# Supplied material start

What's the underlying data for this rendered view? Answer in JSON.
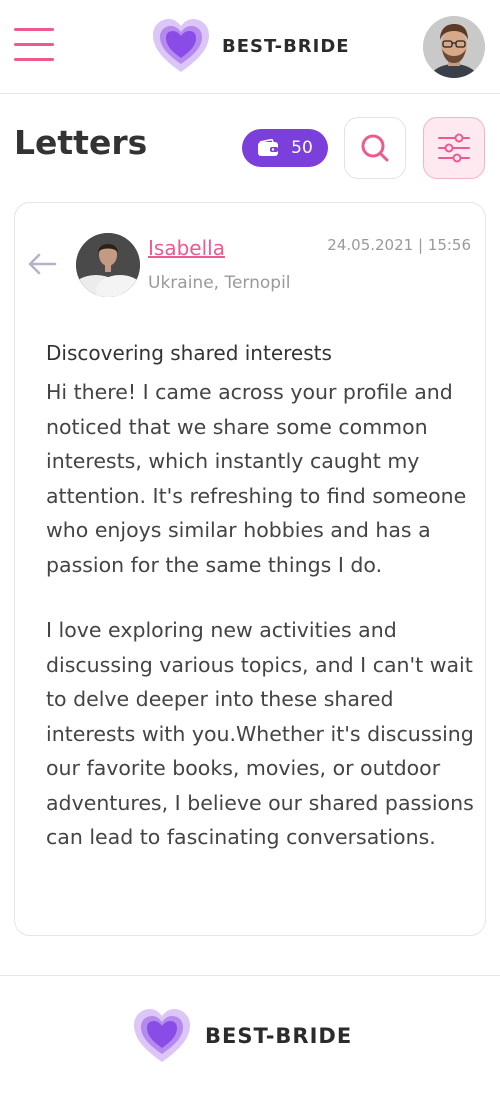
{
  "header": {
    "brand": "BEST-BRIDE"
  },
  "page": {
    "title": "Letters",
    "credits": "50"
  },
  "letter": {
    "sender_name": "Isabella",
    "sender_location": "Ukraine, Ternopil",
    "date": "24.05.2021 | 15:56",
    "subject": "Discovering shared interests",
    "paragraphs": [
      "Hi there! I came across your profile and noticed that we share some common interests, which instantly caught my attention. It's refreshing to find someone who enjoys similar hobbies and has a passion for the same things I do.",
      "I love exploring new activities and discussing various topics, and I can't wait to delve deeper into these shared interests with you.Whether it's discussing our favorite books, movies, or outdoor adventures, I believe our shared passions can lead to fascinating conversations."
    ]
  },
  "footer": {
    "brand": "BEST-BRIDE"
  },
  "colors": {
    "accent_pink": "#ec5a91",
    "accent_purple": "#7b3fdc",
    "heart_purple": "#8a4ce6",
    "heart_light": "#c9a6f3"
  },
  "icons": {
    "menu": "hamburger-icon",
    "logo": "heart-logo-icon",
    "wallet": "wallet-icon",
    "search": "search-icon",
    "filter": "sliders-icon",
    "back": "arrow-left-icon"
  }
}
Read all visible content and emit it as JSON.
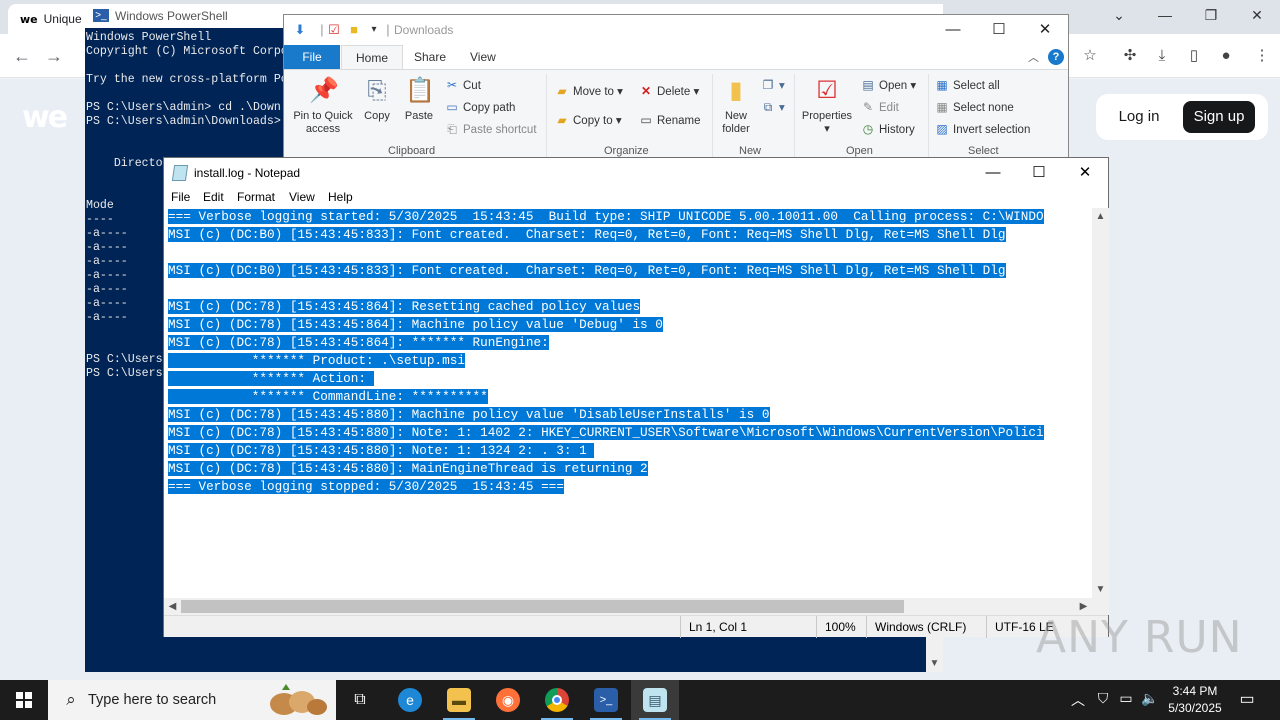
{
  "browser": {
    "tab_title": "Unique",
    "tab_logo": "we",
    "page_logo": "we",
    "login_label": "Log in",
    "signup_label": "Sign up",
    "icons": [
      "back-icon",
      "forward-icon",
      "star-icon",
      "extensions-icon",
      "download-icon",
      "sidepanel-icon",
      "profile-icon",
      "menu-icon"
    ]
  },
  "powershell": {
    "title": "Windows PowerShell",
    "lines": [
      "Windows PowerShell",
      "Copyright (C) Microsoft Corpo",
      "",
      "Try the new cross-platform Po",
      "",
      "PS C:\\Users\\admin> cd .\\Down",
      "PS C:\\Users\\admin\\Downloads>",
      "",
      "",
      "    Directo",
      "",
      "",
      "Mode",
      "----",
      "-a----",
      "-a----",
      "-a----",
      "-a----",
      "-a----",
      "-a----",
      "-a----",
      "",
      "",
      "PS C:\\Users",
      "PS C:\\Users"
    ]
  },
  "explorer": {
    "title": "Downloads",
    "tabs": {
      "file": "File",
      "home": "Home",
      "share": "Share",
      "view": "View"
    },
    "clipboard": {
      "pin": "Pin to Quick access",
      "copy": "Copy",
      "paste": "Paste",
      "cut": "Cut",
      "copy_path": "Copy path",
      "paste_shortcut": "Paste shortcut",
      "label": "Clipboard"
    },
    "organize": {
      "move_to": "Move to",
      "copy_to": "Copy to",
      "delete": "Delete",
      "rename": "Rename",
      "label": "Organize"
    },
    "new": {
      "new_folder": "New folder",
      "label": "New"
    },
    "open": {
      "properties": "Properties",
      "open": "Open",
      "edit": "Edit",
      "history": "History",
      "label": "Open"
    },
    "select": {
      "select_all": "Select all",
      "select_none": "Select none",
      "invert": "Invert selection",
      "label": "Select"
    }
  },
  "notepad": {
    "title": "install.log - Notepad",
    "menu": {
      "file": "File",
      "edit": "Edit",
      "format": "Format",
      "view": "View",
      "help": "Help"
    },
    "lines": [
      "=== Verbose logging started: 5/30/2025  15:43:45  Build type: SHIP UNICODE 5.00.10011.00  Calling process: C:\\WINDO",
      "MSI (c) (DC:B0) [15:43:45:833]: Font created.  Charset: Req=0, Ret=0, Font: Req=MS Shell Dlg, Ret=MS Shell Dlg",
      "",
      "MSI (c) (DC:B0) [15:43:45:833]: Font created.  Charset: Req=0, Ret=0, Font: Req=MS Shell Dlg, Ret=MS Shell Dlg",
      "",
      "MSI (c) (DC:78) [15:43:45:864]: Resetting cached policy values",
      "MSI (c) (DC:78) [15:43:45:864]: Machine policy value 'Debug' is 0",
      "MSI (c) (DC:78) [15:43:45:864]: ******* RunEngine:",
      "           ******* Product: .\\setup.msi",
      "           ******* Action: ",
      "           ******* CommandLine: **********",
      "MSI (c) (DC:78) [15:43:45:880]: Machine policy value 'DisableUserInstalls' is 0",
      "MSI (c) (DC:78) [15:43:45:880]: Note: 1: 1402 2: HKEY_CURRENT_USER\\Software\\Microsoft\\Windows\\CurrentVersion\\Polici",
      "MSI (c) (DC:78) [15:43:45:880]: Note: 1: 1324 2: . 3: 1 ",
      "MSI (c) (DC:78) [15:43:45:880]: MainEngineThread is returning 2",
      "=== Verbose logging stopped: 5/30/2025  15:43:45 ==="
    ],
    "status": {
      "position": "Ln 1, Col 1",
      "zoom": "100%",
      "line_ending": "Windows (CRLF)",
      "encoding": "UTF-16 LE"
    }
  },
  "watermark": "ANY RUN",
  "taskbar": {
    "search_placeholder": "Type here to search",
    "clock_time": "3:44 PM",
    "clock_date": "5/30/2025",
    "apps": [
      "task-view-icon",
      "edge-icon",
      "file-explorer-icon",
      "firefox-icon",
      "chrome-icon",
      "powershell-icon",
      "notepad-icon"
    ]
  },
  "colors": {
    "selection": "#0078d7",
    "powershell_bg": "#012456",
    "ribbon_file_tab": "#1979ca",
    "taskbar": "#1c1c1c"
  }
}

# Supplied material end
# Supplied material start

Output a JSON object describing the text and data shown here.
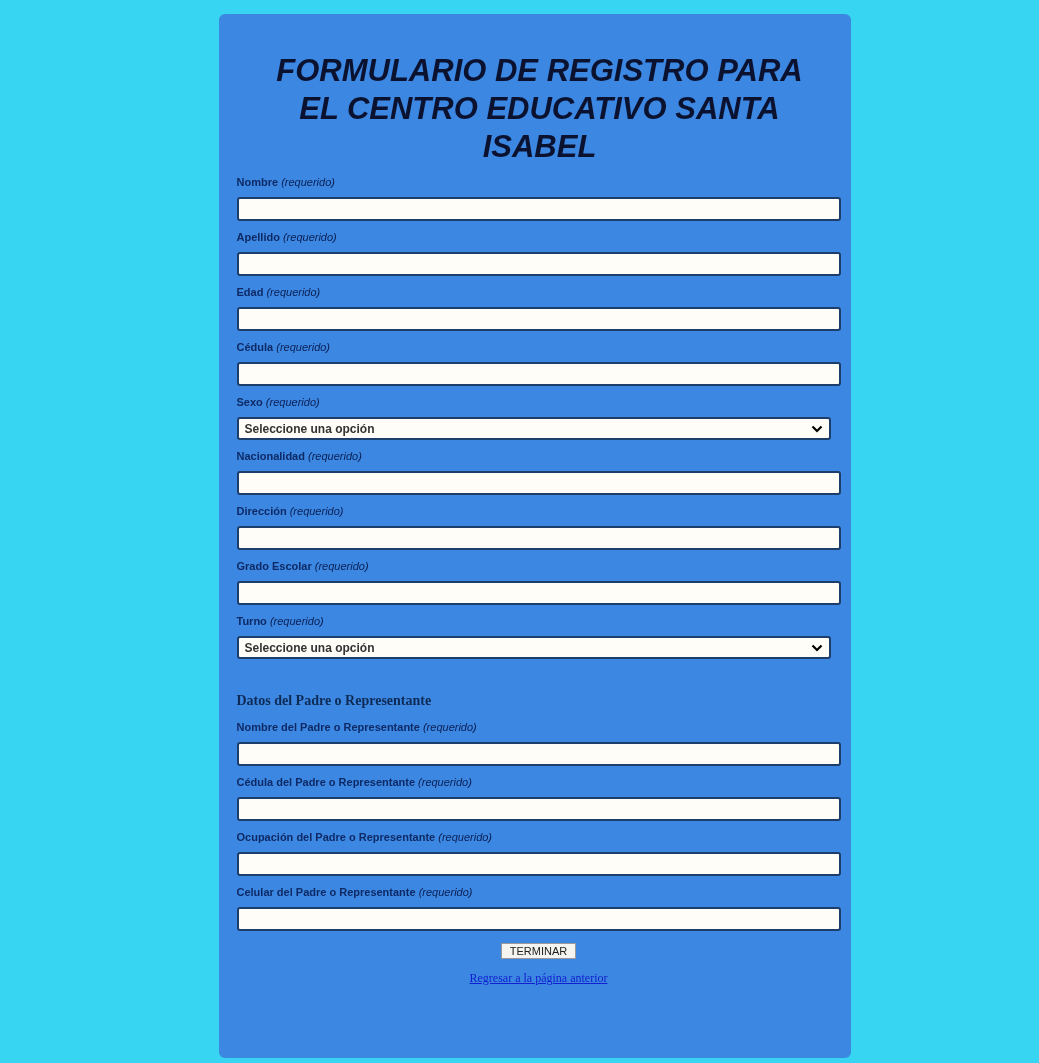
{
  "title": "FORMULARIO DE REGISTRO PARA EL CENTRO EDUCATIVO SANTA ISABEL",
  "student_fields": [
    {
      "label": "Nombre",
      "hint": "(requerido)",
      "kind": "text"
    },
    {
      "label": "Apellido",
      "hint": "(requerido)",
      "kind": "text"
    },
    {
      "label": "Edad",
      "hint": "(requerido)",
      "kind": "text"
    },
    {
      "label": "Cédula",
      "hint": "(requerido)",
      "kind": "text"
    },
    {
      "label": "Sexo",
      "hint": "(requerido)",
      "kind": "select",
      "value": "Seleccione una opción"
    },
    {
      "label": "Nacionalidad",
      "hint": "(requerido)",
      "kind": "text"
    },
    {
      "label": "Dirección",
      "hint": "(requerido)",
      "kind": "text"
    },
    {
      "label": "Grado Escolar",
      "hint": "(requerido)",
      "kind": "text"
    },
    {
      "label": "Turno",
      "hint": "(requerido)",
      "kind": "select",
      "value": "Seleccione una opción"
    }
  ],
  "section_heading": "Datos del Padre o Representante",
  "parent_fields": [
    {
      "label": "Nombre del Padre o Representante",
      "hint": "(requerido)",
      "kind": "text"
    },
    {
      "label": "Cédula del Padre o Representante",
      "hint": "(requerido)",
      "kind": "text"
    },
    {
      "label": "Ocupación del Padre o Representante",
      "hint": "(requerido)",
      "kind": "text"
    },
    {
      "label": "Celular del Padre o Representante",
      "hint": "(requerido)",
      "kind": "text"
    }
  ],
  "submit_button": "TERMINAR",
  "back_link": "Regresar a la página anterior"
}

# Supplied material end

> _Set exercise_
Pull every line containing "profile" out of the data above.

> _Finished answer_
      "Hi there! I came across your profile and noticed that we share some common interests, which instantly caught my attention. It's refreshing to find someone who enjoys similar hobbies and has a passion for the same things I do.",
      "profile-icon",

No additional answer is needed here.